### Exercise
Produce an exact transcription of the listing below, omitting the pictures.

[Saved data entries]
-------------------------

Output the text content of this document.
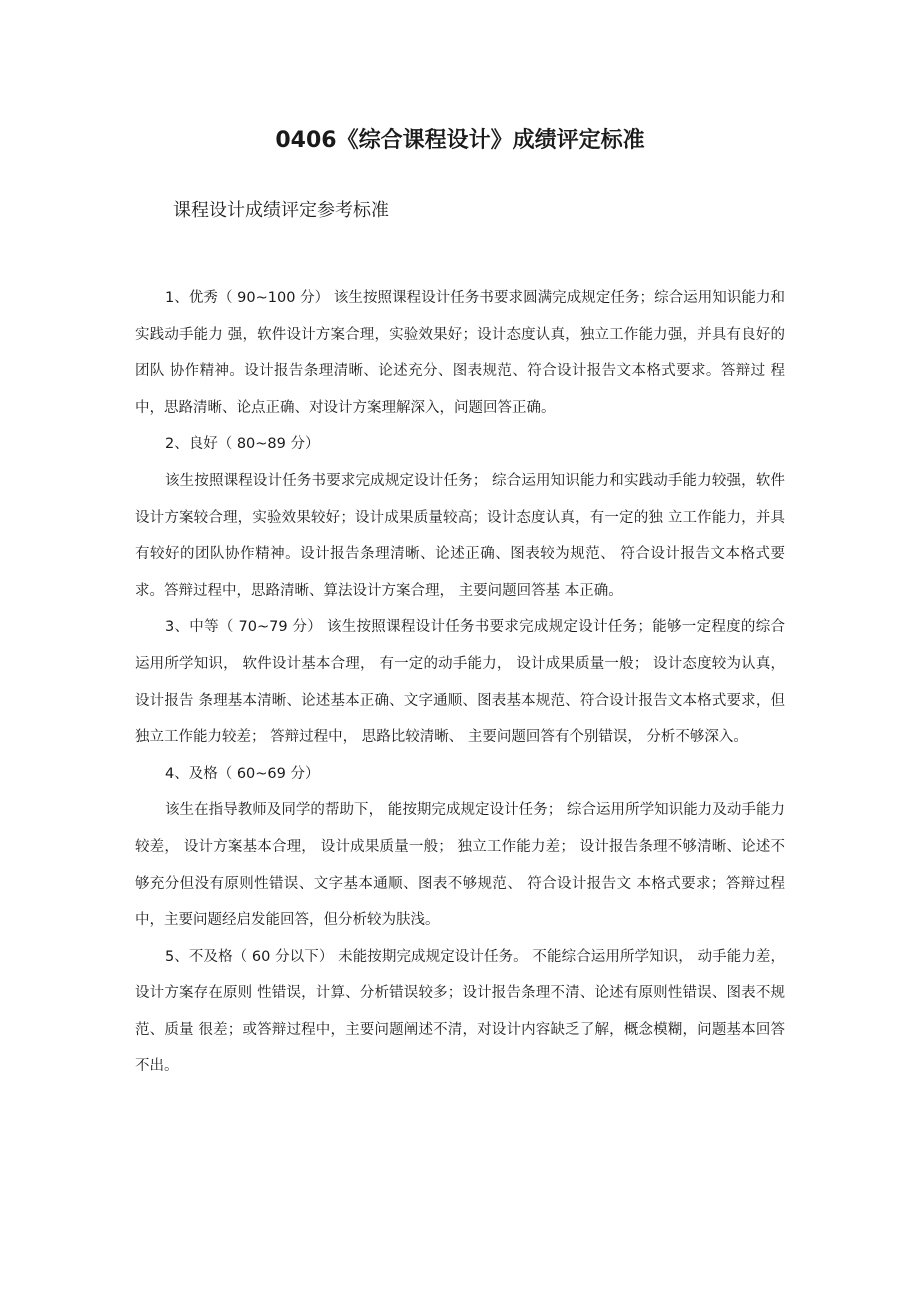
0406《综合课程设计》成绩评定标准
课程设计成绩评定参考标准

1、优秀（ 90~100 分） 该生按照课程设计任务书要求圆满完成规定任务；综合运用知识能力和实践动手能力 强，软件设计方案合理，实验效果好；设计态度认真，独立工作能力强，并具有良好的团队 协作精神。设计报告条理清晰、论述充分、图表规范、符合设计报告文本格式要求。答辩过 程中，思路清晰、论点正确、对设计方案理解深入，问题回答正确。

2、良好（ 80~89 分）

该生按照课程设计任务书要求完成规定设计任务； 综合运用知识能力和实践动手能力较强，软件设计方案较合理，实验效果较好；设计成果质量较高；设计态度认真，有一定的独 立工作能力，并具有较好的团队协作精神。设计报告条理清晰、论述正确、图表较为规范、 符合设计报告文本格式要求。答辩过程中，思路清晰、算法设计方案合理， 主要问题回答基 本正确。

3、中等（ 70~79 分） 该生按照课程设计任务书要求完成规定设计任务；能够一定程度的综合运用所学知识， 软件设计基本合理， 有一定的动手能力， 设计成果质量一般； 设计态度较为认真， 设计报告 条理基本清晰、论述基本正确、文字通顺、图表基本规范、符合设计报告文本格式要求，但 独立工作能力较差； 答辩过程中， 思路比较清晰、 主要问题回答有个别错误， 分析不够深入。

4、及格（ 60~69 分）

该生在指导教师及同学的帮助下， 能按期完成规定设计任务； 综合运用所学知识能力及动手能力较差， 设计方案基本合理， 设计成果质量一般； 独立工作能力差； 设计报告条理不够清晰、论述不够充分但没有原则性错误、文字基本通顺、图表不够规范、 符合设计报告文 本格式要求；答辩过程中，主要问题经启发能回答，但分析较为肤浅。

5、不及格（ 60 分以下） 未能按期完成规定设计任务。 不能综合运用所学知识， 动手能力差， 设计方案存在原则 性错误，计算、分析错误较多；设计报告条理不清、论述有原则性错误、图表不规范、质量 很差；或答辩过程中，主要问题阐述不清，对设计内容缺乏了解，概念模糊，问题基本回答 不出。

-------------------------

### Final result
Output the text content of this document.
0406《综合课程设计》成绩评定标准
课程设计成绩评定参考标准

1、优秀（ 90~100 分） 该生按照课程设计任务书要求圆满完成规定任务；综合运用知识能力和实践动手能力 强，软件设计方案合理，实验效果好；设计态度认真，独立工作能力强，并具有良好的团队 协作精神。设计报告条理清晰、论述充分、图表规范、符合设计报告文本格式要求。答辩过 程中，思路清晰、论点正确、对设计方案理解深入，问题回答正确。

2、良好（ 80~89 分）

该生按照课程设计任务书要求完成规定设计任务； 综合运用知识能力和实践动手能力较强，软件设计方案较合理，实验效果较好；设计成果质量较高；设计态度认真，有一定的独 立工作能力，并具有较好的团队协作精神。设计报告条理清晰、论述正确、图表较为规范、 符合设计报告文本格式要求。答辩过程中，思路清晰、算法设计方案合理， 主要问题回答基 本正确。

3、中等（ 70~79 分） 该生按照课程设计任务书要求完成规定设计任务；能够一定程度的综合运用所学知识， 软件设计基本合理， 有一定的动手能力， 设计成果质量一般； 设计态度较为认真， 设计报告 条理基本清晰、论述基本正确、文字通顺、图表基本规范、符合设计报告文本格式要求，但 独立工作能力较差； 答辩过程中， 思路比较清晰、 主要问题回答有个别错误， 分析不够深入。

4、及格（ 60~69 分）

该生在指导教师及同学的帮助下， 能按期完成规定设计任务； 综合运用所学知识能力及动手能力较差， 设计方案基本合理， 设计成果质量一般； 独立工作能力差； 设计报告条理不够清晰、论述不够充分但没有原则性错误、文字基本通顺、图表不够规范、 符合设计报告文 本格式要求；答辩过程中，主要问题经启发能回答，但分析较为肤浅。

5、不及格（ 60 分以下） 未能按期完成规定设计任务。 不能综合运用所学知识， 动手能力差， 设计方案存在原则 性错误，计算、分析错误较多；设计报告条理不清、论述有原则性错误、图表不规范、质量 很差；或答辩过程中，主要问题阐述不清，对设计内容缺乏了解，概念模糊，问题基本回答 不出。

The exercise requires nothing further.